§ **EXERCISE AIM**
Copy the lines that follow, keeping every character the same.

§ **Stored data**

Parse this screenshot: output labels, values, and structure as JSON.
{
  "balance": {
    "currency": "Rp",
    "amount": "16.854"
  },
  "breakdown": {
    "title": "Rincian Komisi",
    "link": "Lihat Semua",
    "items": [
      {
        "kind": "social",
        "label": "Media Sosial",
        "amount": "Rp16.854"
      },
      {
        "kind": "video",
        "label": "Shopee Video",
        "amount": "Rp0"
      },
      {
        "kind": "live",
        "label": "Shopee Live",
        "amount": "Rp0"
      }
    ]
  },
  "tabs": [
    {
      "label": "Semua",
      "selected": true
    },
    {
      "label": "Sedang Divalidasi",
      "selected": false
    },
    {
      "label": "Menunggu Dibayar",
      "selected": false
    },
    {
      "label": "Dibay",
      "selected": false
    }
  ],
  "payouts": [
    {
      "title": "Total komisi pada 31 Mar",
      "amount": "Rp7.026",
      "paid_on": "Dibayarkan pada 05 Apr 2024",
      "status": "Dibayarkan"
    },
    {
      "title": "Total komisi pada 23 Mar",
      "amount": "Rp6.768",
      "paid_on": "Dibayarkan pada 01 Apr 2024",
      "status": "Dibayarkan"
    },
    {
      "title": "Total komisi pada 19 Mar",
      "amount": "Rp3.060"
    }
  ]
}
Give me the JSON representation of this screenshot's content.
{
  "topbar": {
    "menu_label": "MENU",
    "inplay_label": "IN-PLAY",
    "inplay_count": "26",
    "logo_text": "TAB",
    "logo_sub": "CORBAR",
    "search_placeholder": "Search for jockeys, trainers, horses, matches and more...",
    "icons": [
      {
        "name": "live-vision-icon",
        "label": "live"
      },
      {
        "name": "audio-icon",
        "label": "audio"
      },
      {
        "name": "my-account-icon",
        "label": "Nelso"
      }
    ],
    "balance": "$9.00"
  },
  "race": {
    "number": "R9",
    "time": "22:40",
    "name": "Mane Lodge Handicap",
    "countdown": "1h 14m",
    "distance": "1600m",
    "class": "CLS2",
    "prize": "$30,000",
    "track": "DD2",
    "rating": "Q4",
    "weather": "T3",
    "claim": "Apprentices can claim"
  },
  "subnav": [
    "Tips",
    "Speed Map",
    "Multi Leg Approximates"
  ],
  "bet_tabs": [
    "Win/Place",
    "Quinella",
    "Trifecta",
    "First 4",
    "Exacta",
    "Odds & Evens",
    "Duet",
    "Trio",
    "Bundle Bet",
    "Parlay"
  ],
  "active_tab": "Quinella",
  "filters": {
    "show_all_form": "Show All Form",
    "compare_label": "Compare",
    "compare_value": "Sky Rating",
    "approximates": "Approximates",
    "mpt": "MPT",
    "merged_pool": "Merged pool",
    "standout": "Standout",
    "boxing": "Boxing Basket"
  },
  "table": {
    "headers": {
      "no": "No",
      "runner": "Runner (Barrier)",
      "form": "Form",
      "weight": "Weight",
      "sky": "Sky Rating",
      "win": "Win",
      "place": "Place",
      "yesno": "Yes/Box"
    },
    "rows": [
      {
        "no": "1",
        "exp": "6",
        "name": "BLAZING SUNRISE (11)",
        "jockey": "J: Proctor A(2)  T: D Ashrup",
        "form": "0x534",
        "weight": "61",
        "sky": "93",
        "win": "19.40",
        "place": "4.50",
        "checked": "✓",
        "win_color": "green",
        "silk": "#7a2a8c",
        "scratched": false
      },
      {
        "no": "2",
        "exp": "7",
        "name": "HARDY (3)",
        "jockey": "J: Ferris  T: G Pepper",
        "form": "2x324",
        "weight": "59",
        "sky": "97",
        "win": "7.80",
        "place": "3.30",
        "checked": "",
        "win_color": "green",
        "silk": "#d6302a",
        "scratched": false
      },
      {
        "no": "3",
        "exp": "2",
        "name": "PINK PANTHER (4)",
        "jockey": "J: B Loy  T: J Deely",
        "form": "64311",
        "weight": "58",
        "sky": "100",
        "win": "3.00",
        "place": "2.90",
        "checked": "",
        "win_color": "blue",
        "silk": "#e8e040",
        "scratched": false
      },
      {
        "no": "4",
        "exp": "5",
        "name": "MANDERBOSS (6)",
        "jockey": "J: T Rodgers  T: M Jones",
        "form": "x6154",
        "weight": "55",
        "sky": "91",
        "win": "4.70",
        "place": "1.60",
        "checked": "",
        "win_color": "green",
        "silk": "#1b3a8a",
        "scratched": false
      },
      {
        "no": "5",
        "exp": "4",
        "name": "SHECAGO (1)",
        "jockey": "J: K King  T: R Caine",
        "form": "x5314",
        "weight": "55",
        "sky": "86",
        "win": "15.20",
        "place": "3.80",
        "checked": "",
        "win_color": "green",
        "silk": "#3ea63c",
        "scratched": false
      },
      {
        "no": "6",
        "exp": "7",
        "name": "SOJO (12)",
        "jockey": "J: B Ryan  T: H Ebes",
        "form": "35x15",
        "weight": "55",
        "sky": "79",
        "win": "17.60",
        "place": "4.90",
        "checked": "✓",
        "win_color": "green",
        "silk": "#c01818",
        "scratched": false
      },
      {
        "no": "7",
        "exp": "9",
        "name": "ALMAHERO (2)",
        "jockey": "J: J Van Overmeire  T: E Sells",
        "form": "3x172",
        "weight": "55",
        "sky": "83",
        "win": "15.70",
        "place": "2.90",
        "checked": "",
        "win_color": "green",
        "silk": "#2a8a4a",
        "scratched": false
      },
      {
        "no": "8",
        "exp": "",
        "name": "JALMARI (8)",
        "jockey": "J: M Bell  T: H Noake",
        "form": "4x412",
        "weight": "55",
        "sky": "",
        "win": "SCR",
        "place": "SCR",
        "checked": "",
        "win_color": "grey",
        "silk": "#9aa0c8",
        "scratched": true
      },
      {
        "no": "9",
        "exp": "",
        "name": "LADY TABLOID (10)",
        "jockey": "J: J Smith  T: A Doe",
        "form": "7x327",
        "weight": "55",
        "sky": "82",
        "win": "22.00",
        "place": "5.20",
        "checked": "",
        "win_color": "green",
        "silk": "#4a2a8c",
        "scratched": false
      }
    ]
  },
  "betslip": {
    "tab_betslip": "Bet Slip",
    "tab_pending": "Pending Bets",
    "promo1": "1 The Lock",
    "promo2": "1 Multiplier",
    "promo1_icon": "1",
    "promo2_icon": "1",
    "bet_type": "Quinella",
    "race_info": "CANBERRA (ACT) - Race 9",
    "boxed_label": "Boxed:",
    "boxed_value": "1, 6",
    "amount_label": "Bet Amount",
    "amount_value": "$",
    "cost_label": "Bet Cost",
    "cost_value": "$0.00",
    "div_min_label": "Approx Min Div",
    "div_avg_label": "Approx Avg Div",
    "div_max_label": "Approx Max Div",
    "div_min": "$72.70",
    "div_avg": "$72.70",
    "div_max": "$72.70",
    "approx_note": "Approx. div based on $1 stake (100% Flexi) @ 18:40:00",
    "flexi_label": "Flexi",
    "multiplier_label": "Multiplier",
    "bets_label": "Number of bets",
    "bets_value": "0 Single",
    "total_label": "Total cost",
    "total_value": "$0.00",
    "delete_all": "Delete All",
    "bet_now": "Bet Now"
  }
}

§ **WRITTEN ANSWER**
Parse this screenshot: output labels, values, and structure as JSON.
{
  "balance": {
    "currency": "Rp",
    "amount": "16.854"
  },
  "breakdown": {
    "title": "Rincian Komisi",
    "link": "Lihat Semua",
    "items": [
      {
        "kind": "social",
        "label": "Media Sosial",
        "amount": "Rp16.854"
      },
      {
        "kind": "video",
        "label": "Shopee Video",
        "amount": "Rp0"
      },
      {
        "kind": "live",
        "label": "Shopee Live",
        "amount": "Rp0"
      }
    ]
  },
  "tabs": [
    {
      "label": "Semua",
      "selected": true
    },
    {
      "label": "Sedang Divalidasi",
      "selected": false
    },
    {
      "label": "Menunggu Dibayar",
      "selected": false
    },
    {
      "label": "Dibay",
      "selected": false
    }
  ],
  "payouts": [
    {
      "title": "Total komisi pada 31 Mar",
      "amount": "Rp7.026",
      "paid_on": "Dibayarkan pada 05 Apr 2024",
      "status": "Dibayarkan"
    },
    {
      "title": "Total komisi pada 23 Mar",
      "amount": "Rp6.768",
      "paid_on": "Dibayarkan pada 01 Apr 2024",
      "status": "Dibayarkan"
    },
    {
      "title": "Total komisi pada 19 Mar",
      "amount": "Rp3.060"
    }
  ]
}
Give me the JSON representation of this screenshot's content.
{
  "topbar": {
    "menu_label": "MENU",
    "inplay_label": "IN-PLAY",
    "inplay_count": "26",
    "logo_text": "TAB",
    "logo_sub": "CORBAR",
    "search_placeholder": "Search for jockeys, trainers, horses, matches and more...",
    "icons": [
      {
        "name": "live-vision-icon",
        "label": "live"
      },
      {
        "name": "audio-icon",
        "label": "audio"
      },
      {
        "name": "my-account-icon",
        "label": "Nelso"
      }
    ],
    "balance": "$9.00"
  },
  "race": {
    "number": "R9",
    "time": "22:40",
    "name": "Mane Lodge Handicap",
    "countdown": "1h 14m",
    "distance": "1600m",
    "class": "CLS2",
    "prize": "$30,000",
    "track": "DD2",
    "rating": "Q4",
    "weather": "T3",
    "claim": "Apprentices can claim"
  },
  "subnav": [
    "Tips",
    "Speed Map",
    "Multi Leg Approximates"
  ],
  "bet_tabs": [
    "Win/Place",
    "Quinella",
    "Trifecta",
    "First 4",
    "Exacta",
    "Odds & Evens",
    "Duet",
    "Trio",
    "Bundle Bet",
    "Parlay"
  ],
  "active_tab": "Quinella",
  "filters": {
    "show_all_form": "Show All Form",
    "compare_label": "Compare",
    "compare_value": "Sky Rating",
    "approximates": "Approximates",
    "mpt": "MPT",
    "merged_pool": "Merged pool",
    "standout": "Standout",
    "boxing": "Boxing Basket"
  },
  "table": {
    "headers": {
      "no": "No",
      "runner": "Runner (Barrier)",
      "form": "Form",
      "weight": "Weight",
      "sky": "Sky Rating",
      "win": "Win",
      "place": "Place",
      "yesno": "Yes/Box"
    },
    "rows": [
      {
        "no": "1",
        "exp": "6",
        "name": "BLAZING SUNRISE (11)",
        "jockey": "J: Proctor A(2)  T: D Ashrup",
        "form": "0x534",
        "weight": "61",
        "sky": "93",
        "win": "19.40",
        "place": "4.50",
        "checked": "✓",
        "win_color": "green",
        "silk": "#7a2a8c",
        "scratched": false
      },
      {
        "no": "2",
        "exp": "7",
        "name": "HARDY (3)",
        "jockey": "J: Ferris  T: G Pepper",
        "form": "2x324",
        "weight": "59",
        "sky": "97",
        "win": "7.80",
        "place": "3.30",
        "checked": "",
        "win_color": "green",
        "silk": "#d6302a",
        "scratched": false
      },
      {
        "no": "3",
        "exp": "2",
        "name": "PINK PANTHER (4)",
        "jockey": "J: B Loy  T: J Deely",
        "form": "64311",
        "weight": "58",
        "sky": "100",
        "win": "3.00",
        "place": "2.90",
        "checked": "",
        "win_color": "blue",
        "silk": "#e8e040",
        "scratched": false
      },
      {
        "no": "4",
        "exp": "5",
        "name": "MANDERBOSS (6)",
        "jockey": "J: T Rodgers  T: M Jones",
        "form": "x6154",
        "weight": "55",
        "sky": "91",
        "win": "4.70",
        "place": "1.60",
        "checked": "",
        "win_color": "green",
        "silk": "#1b3a8a",
        "scratched": false
      },
      {
        "no": "5",
        "exp": "4",
        "name": "SHECAGO (1)",
        "jockey": "J: K King  T: R Caine",
        "form": "x5314",
        "weight": "55",
        "sky": "86",
        "win": "15.20",
        "place": "3.80",
        "checked": "",
        "win_color": "green",
        "silk": "#3ea63c",
        "scratched": false
      },
      {
        "no": "6",
        "exp": "7",
        "name": "SOJO (12)",
        "jockey": "J: B Ryan  T: H Ebes",
        "form": "35x15",
        "weight": "55",
        "sky": "79",
        "win": "17.60",
        "place": "4.90",
        "checked": "✓",
        "win_color": "green",
        "silk": "#c01818",
        "scratched": false
      },
      {
        "no": "7",
        "exp": "9",
        "name": "ALMAHERO (2)",
        "jockey": "J: J Van Overmeire  T: E Sells",
        "form": "3x172",
        "weight": "55",
        "sky": "83",
        "win": "15.70",
        "place": "2.90",
        "checked": "",
        "win_color": "green",
        "silk": "#2a8a4a",
        "scratched": false
      },
      {
        "no": "8",
        "exp": "",
        "name": "JALMARI (8)",
        "jockey": "J: M Bell  T: H Noake",
        "form": "4x412",
        "weight": "55",
        "sky": "",
        "win": "SCR",
        "place": "SCR",
        "checked": "",
        "win_color": "grey",
        "silk": "#9aa0c8",
        "scratched": true
      },
      {
        "no": "9",
        "exp": "",
        "name": "LADY TABLOID (10)",
        "jockey": "J: J Smith  T: A Doe",
        "form": "7x327",
        "weight": "55",
        "sky": "82",
        "win": "22.00",
        "place": "5.20",
        "checked": "",
        "win_color": "green",
        "silk": "#4a2a8c",
        "scratched": false
      }
    ]
  },
  "betslip": {
    "tab_betslip": "Bet Slip",
    "tab_pending": "Pending Bets",
    "promo1": "1 The Lock",
    "promo2": "1 Multiplier",
    "promo1_icon": "1",
    "promo2_icon": "1",
    "bet_type": "Quinella",
    "race_info": "CANBERRA (ACT) - Race 9",
    "boxed_label": "Boxed:",
    "boxed_value": "1, 6",
    "amount_label": "Bet Amount",
    "amount_value": "$",
    "cost_label": "Bet Cost",
    "cost_value": "$0.00",
    "div_min_label": "Approx Min Div",
    "div_avg_label": "Approx Avg Div",
    "div_max_label": "Approx Max Div",
    "div_min": "$72.70",
    "div_avg": "$72.70",
    "div_max": "$72.70",
    "approx_note": "Approx. div based on $1 stake (100% Flexi) @ 18:40:00",
    "flexi_label": "Flexi",
    "multiplier_label": "Multiplier",
    "bets_label": "Number of bets",
    "bets_value": "0 Single",
    "total_label": "Total cost",
    "total_value": "$0.00",
    "delete_all": "Delete All",
    "bet_now": "Bet Now"
  }
}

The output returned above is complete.